━━ Supplied material

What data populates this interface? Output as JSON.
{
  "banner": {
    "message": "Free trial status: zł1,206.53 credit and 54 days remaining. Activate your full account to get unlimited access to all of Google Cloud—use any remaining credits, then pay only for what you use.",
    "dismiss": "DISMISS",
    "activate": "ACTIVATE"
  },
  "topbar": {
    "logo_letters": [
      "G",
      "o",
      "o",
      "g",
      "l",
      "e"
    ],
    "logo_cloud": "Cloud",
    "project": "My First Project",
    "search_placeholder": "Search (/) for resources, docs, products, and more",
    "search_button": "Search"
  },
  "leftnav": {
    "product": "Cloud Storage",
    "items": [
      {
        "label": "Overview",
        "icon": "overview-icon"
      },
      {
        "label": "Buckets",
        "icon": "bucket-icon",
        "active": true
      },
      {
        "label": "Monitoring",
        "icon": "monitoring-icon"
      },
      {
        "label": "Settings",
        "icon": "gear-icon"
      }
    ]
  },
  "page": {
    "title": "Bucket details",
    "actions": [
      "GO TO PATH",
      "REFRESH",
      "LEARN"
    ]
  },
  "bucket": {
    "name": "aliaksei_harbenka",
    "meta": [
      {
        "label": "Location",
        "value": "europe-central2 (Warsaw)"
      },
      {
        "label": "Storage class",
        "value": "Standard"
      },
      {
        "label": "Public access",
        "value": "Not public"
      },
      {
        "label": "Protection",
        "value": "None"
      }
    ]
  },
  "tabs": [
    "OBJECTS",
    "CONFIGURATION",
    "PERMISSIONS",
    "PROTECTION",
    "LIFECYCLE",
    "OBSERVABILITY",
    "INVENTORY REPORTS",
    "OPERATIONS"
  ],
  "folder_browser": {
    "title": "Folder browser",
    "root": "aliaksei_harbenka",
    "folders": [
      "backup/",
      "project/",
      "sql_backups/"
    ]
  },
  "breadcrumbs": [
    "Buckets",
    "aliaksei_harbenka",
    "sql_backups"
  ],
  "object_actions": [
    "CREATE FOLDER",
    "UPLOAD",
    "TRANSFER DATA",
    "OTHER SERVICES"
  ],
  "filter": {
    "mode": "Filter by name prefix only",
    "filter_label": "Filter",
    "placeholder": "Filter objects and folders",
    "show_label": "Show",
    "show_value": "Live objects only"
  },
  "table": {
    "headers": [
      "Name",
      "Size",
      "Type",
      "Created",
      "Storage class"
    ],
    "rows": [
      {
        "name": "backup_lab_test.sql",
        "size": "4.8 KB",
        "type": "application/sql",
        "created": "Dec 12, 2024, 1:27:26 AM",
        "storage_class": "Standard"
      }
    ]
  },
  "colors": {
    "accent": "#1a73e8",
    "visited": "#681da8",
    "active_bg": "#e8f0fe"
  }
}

━━━━

*Short task*: List all lines above in which the string "Cloud" appears.

*Expected answer*:
    "message": "Free trial status: zł1,206.53 credit and 54 days remaining. Activate your full account to get unlimited access to all of Google Cloud—use any remaining credits, then pay only for what you use.",
    "logo_cloud": "Cloud",
    "product": "Cloud Storage",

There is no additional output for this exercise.